**PROBLEM DESCRIPTION**
In the records below, count every line containing "page". Reply with the number only.

**STORED ROWS**
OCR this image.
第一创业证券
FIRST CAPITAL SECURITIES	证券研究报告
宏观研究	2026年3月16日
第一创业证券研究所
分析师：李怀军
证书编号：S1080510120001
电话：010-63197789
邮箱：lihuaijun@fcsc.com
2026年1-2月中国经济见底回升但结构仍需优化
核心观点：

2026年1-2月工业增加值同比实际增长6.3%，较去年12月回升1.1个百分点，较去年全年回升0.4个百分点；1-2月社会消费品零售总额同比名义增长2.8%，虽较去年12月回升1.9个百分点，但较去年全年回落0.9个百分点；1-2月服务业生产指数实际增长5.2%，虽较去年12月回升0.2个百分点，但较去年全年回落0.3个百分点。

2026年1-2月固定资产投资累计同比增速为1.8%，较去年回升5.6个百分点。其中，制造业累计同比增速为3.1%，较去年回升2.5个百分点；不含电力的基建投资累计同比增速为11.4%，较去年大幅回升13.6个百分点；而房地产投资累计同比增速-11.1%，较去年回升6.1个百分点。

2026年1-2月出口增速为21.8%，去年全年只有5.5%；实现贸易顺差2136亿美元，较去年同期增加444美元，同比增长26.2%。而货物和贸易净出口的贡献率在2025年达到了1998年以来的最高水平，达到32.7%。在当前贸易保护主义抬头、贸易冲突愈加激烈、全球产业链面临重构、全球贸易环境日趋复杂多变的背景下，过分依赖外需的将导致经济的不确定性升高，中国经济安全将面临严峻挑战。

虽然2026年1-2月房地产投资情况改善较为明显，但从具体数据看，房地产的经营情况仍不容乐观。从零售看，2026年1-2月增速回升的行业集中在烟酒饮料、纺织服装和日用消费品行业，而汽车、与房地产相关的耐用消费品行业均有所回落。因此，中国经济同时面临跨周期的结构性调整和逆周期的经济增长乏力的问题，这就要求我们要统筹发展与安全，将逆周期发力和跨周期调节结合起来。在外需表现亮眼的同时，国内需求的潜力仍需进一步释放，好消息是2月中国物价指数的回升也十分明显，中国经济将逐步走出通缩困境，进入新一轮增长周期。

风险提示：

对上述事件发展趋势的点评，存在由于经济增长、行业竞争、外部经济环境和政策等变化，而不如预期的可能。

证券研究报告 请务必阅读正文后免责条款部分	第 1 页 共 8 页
==
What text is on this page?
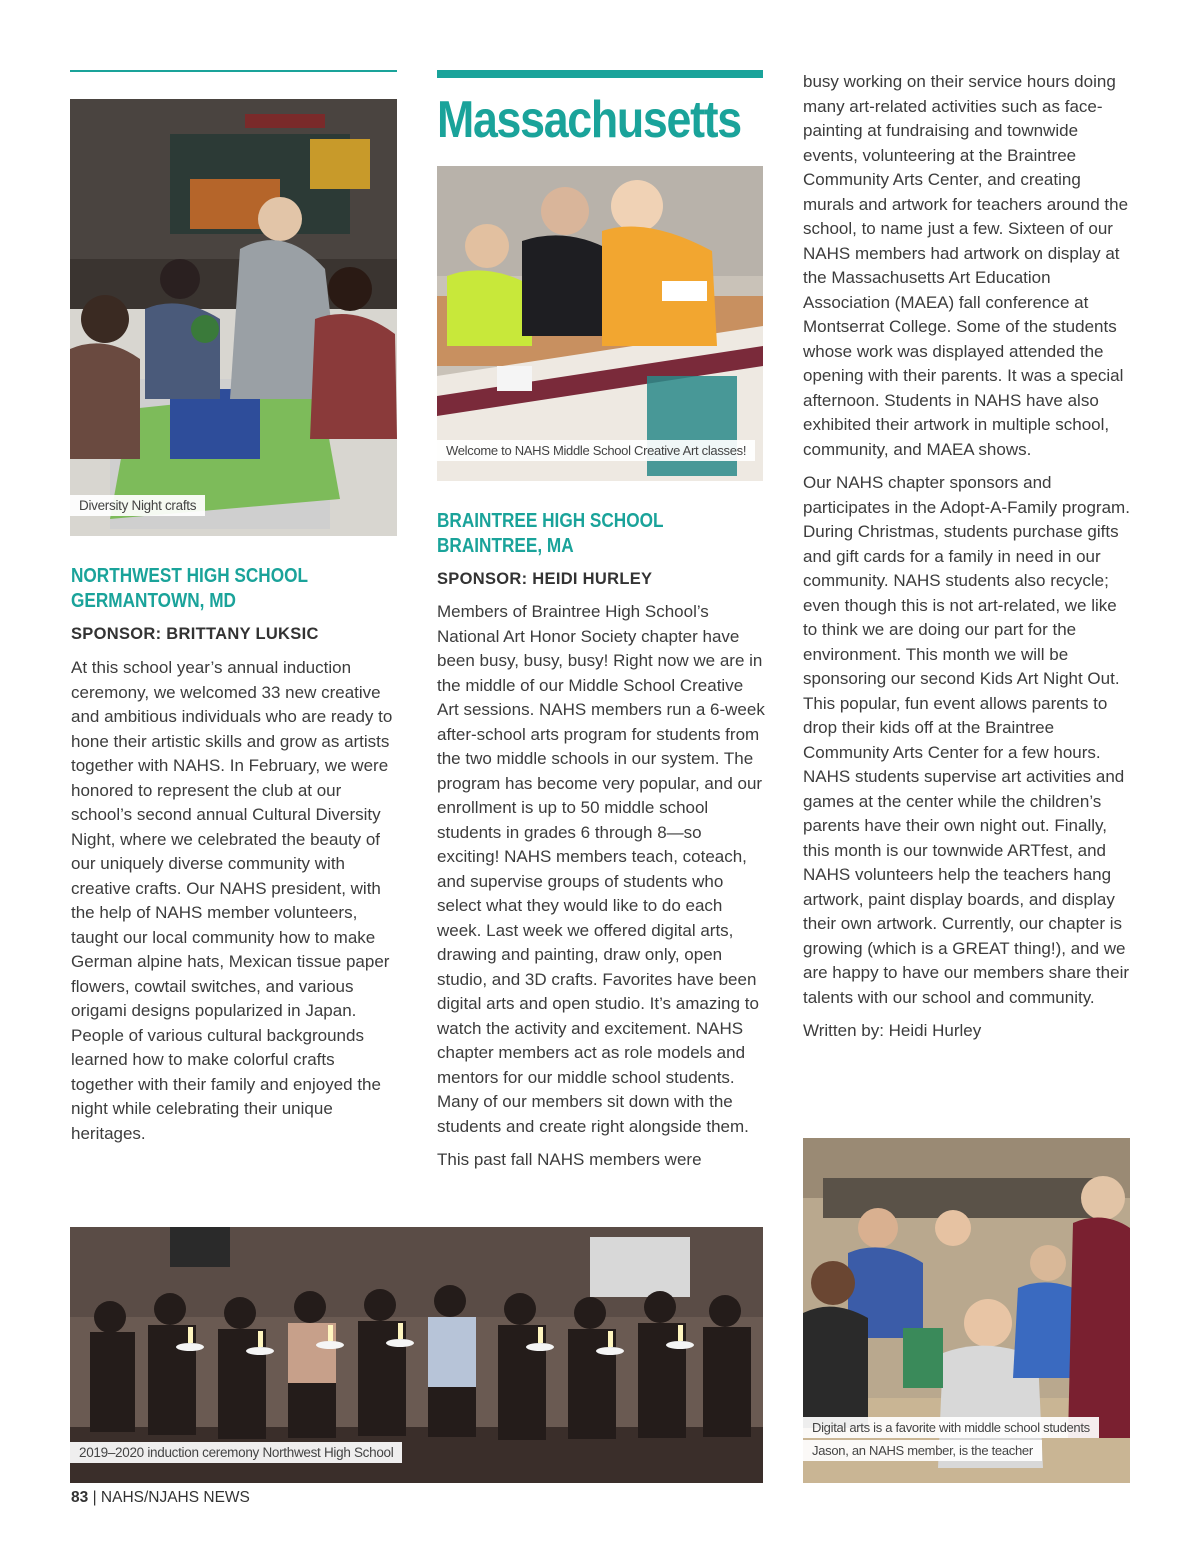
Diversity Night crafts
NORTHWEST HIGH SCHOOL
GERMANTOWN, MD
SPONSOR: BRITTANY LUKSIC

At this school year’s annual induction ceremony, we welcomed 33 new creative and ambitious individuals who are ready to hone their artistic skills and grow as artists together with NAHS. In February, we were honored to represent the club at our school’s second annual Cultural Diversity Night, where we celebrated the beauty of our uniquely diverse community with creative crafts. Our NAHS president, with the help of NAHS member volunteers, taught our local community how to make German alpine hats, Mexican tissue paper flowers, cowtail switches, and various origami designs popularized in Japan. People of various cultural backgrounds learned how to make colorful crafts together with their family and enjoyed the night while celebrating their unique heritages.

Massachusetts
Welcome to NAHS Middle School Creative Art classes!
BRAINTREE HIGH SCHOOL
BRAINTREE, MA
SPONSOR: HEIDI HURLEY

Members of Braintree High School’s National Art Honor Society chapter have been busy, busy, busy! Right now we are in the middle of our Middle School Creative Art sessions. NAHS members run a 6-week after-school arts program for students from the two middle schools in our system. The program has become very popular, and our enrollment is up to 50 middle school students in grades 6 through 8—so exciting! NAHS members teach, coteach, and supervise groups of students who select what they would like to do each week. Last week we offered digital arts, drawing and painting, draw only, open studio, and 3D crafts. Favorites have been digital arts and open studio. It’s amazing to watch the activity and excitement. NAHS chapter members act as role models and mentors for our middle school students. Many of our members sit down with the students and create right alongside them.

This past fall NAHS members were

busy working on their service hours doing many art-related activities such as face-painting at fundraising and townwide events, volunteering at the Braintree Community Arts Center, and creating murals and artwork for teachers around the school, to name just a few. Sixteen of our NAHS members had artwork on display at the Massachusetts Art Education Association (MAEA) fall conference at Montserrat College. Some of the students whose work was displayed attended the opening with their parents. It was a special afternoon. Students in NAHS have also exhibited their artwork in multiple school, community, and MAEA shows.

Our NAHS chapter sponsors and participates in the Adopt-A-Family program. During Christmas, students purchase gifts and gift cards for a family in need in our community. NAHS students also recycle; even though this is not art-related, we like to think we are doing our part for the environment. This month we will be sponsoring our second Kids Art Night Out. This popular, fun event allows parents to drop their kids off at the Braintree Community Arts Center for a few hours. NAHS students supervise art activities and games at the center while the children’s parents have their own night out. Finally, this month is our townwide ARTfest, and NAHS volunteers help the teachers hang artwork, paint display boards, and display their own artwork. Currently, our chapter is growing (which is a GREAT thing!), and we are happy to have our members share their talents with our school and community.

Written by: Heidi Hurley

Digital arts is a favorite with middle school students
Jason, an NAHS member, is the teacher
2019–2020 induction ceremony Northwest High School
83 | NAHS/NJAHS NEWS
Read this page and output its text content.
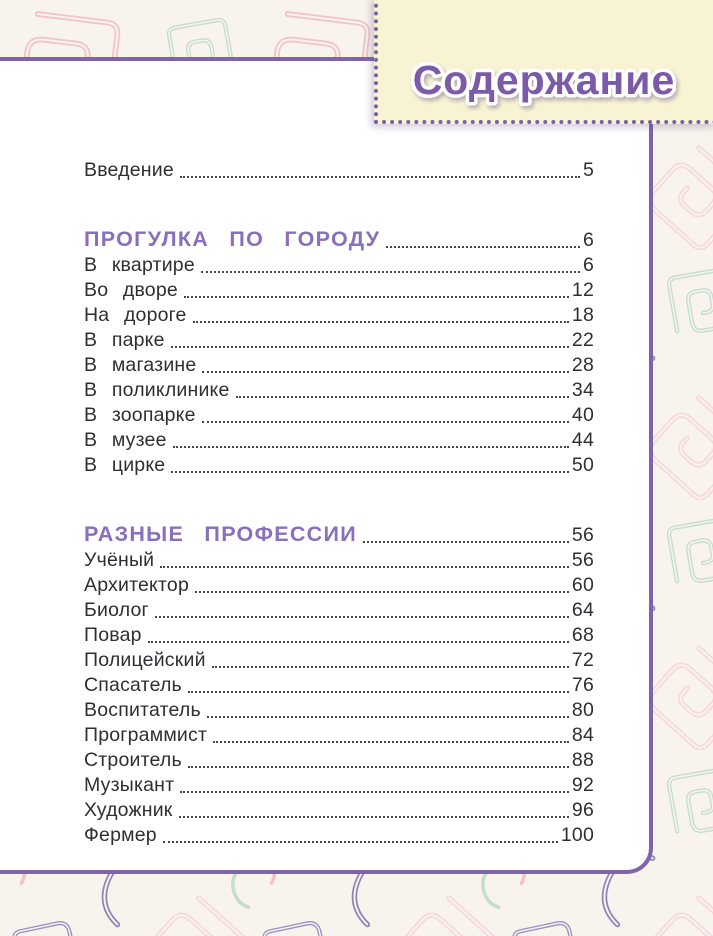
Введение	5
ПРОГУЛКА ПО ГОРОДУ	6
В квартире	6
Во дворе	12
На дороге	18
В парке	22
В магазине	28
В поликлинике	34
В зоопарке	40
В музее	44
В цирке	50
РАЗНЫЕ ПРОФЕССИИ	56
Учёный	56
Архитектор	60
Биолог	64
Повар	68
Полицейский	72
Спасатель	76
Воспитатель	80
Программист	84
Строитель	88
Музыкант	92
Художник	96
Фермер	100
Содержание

**WRITTEN RESPONSE**
2